Items from a figure collection:
— BEGIN —

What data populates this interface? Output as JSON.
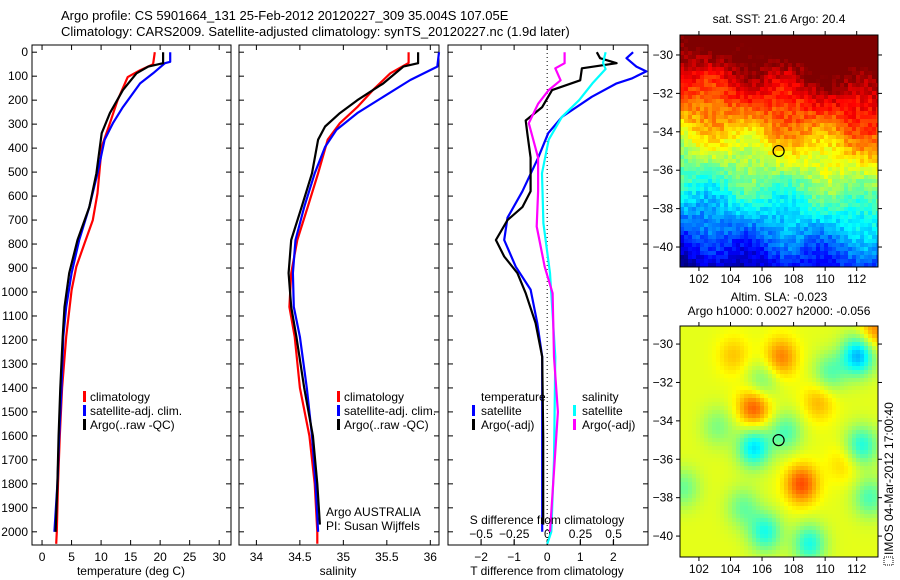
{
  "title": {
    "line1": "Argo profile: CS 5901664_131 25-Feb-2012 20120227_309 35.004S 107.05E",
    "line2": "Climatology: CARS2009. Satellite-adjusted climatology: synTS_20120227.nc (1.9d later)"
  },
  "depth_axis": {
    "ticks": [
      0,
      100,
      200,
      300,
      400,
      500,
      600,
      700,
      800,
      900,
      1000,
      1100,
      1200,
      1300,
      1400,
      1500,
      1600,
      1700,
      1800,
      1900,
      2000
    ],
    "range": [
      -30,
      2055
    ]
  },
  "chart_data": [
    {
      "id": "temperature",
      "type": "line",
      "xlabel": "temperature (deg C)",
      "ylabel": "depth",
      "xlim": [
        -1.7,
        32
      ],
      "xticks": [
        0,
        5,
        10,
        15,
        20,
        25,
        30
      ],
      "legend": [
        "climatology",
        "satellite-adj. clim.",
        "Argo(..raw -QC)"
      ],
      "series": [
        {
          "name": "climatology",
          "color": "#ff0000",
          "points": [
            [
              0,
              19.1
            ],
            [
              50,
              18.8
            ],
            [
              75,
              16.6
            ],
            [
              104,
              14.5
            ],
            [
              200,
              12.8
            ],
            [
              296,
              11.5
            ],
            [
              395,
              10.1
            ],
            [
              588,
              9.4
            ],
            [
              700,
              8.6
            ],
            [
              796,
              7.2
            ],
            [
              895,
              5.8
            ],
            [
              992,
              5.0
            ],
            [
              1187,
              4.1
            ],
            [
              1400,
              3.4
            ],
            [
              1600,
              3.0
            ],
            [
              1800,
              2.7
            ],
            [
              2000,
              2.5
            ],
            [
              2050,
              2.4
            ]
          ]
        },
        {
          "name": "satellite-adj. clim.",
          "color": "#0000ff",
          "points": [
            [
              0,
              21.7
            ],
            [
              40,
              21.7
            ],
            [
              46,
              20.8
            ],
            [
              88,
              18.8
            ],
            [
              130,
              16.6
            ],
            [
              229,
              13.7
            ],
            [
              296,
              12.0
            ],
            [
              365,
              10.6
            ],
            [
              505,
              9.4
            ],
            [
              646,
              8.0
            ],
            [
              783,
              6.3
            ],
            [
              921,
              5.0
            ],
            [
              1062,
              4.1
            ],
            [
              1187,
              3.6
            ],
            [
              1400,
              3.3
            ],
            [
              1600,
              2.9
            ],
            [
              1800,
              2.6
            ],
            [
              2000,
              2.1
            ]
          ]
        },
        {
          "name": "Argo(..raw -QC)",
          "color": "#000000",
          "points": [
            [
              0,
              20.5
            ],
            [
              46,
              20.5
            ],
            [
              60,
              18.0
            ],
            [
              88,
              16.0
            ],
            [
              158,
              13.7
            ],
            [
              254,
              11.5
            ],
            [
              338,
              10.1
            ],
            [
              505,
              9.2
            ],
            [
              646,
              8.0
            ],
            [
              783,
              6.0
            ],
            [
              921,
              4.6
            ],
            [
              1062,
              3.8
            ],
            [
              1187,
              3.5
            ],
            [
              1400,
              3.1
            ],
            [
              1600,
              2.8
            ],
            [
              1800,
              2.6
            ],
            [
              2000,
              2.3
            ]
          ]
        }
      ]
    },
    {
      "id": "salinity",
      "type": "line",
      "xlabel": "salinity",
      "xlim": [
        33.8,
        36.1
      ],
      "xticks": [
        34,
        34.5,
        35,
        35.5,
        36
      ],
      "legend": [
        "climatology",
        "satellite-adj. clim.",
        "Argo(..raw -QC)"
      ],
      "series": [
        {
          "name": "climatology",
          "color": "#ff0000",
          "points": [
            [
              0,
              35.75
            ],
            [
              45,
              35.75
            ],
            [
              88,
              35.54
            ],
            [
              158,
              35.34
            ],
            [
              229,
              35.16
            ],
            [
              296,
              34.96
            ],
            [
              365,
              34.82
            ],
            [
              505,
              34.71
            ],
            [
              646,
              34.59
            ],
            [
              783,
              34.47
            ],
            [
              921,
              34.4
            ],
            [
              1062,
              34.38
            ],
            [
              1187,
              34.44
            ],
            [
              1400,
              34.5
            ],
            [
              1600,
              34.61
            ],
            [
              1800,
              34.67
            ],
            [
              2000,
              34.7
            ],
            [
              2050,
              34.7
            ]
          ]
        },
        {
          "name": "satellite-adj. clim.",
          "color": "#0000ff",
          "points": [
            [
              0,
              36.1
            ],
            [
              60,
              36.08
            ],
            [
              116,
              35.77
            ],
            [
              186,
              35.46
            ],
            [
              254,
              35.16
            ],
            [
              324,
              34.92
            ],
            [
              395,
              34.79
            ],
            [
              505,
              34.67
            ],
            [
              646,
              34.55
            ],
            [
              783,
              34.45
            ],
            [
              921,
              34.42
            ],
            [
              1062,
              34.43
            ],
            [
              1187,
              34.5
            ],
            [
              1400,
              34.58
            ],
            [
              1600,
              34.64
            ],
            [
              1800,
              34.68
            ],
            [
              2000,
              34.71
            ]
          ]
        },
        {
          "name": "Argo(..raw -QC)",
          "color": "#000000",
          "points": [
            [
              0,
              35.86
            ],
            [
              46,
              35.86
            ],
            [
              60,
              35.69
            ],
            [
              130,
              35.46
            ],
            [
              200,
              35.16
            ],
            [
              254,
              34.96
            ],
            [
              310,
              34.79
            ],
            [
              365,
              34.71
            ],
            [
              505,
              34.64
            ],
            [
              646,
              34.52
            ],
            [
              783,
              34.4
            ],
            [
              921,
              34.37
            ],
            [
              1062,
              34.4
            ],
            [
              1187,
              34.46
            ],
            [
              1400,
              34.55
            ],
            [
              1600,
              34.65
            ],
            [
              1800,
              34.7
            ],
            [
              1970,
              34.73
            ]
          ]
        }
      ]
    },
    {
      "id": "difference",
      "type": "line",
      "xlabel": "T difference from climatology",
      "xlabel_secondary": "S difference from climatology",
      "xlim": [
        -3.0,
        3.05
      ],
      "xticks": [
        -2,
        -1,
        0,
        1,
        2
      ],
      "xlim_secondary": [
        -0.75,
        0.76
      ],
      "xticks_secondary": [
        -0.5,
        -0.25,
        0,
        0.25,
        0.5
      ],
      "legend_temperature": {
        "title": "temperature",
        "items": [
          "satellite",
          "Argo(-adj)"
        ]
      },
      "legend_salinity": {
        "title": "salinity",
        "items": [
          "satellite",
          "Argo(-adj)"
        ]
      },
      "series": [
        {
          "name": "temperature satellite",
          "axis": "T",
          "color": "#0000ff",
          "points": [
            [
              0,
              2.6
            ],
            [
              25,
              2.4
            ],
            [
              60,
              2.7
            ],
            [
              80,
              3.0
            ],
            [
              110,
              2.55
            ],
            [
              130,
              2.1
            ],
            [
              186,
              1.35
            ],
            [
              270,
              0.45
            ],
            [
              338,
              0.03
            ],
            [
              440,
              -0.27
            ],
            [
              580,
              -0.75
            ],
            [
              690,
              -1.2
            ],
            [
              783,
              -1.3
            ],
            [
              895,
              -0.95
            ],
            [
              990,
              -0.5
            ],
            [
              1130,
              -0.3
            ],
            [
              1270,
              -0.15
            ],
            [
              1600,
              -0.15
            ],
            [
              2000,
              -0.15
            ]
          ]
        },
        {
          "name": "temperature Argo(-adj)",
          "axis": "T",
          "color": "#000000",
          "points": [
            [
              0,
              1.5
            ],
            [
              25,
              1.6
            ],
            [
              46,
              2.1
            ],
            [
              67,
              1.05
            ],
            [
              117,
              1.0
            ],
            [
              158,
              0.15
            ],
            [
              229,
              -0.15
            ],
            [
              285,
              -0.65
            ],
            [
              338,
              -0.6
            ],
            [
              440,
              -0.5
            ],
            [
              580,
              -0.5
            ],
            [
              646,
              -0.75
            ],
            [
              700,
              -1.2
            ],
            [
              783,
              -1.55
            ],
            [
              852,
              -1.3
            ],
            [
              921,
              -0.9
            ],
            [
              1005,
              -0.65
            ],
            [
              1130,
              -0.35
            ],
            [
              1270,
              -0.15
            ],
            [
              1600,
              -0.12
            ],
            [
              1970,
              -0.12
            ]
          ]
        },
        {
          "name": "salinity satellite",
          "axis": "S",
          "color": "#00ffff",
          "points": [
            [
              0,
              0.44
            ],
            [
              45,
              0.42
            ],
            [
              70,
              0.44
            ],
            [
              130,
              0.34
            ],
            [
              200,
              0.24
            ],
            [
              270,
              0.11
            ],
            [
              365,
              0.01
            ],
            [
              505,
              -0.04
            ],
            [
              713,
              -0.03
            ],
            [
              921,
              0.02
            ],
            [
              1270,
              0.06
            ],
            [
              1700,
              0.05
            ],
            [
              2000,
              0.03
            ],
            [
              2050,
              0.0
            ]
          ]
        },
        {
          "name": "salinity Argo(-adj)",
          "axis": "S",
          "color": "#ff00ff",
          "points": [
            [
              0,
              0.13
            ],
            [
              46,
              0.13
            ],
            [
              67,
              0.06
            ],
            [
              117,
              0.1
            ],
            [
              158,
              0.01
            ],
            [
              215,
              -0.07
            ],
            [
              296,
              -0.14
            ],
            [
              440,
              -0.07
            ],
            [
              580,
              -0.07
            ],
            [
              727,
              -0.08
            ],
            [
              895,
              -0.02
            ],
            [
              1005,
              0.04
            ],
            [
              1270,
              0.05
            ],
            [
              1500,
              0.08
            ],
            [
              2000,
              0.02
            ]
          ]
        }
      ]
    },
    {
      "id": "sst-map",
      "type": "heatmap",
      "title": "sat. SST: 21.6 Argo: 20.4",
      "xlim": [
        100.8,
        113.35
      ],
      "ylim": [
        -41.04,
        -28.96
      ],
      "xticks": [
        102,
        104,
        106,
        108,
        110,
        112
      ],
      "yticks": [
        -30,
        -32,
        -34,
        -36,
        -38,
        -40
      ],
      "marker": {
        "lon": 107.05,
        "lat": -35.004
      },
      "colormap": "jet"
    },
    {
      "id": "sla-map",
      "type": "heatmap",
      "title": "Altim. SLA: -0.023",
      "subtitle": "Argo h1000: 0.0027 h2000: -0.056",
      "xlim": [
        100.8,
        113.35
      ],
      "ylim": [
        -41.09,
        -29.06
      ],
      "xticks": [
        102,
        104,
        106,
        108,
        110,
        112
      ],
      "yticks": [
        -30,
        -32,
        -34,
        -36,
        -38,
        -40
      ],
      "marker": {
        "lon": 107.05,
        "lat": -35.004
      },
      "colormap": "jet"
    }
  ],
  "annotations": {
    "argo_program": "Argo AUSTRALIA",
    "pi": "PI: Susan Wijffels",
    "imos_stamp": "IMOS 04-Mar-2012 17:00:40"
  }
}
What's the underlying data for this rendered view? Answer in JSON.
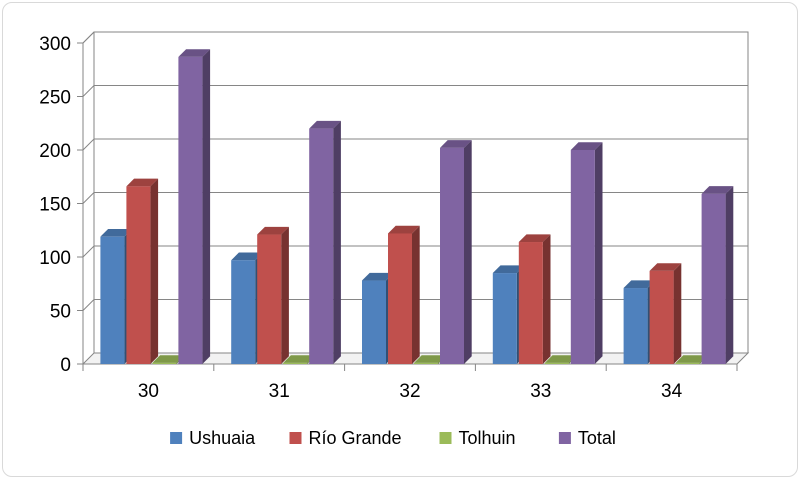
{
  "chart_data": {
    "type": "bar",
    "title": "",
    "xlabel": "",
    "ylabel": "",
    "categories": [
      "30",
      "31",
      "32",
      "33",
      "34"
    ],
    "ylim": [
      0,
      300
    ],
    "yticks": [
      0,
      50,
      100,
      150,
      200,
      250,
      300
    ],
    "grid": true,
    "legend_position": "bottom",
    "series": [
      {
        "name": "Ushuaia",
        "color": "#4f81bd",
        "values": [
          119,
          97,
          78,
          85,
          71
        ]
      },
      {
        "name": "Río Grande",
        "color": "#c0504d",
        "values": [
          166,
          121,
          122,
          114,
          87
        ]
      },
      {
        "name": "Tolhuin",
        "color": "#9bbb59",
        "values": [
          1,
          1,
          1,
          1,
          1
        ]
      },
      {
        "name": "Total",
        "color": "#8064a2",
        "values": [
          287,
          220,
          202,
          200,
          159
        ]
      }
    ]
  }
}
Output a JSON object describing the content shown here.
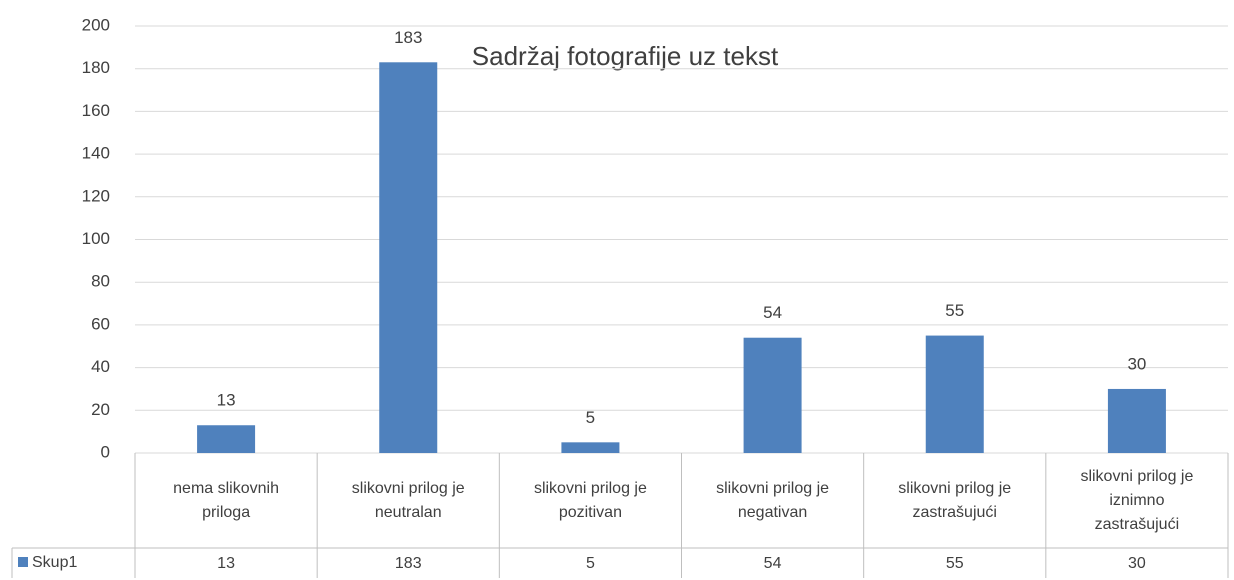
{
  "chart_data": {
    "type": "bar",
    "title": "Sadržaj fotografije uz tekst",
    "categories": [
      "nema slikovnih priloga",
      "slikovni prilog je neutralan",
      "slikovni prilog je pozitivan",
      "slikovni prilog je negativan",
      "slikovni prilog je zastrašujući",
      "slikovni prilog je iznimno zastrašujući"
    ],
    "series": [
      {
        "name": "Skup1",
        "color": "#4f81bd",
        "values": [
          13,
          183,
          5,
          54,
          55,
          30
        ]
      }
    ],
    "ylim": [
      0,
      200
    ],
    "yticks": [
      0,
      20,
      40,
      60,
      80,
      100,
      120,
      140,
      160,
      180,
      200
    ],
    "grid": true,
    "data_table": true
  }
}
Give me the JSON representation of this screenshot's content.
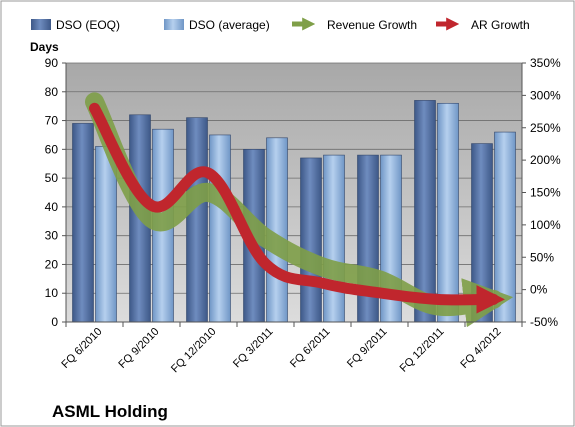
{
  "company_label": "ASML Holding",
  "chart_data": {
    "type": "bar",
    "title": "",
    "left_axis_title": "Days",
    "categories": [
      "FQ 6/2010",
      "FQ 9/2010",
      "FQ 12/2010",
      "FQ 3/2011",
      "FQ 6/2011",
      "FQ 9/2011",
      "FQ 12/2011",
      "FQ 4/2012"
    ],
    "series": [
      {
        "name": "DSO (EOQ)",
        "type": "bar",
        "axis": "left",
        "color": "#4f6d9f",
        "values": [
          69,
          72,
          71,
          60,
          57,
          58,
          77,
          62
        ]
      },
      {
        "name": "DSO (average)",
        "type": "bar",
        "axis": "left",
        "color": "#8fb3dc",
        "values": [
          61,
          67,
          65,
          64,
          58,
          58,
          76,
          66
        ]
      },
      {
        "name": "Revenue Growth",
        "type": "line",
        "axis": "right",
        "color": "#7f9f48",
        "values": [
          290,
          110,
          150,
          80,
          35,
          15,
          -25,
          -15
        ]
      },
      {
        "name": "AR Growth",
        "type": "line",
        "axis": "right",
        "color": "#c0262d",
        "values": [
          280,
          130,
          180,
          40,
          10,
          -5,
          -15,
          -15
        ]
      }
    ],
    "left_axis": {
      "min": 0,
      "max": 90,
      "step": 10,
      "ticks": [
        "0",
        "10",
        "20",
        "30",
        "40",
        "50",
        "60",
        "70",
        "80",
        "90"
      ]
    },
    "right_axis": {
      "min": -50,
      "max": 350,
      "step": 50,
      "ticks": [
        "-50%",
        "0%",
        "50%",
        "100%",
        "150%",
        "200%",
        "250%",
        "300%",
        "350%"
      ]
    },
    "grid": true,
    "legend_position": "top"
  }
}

— END —

• EXERCISE:
Show all lines in the entries above where the string "this" appears.

• EXERCISE OUTPUT:
What data populates this interface? Output as JSON.
What's the underlying data for this rendered view? Answer in JSON.
Give me the JSON representation of this screenshot's content.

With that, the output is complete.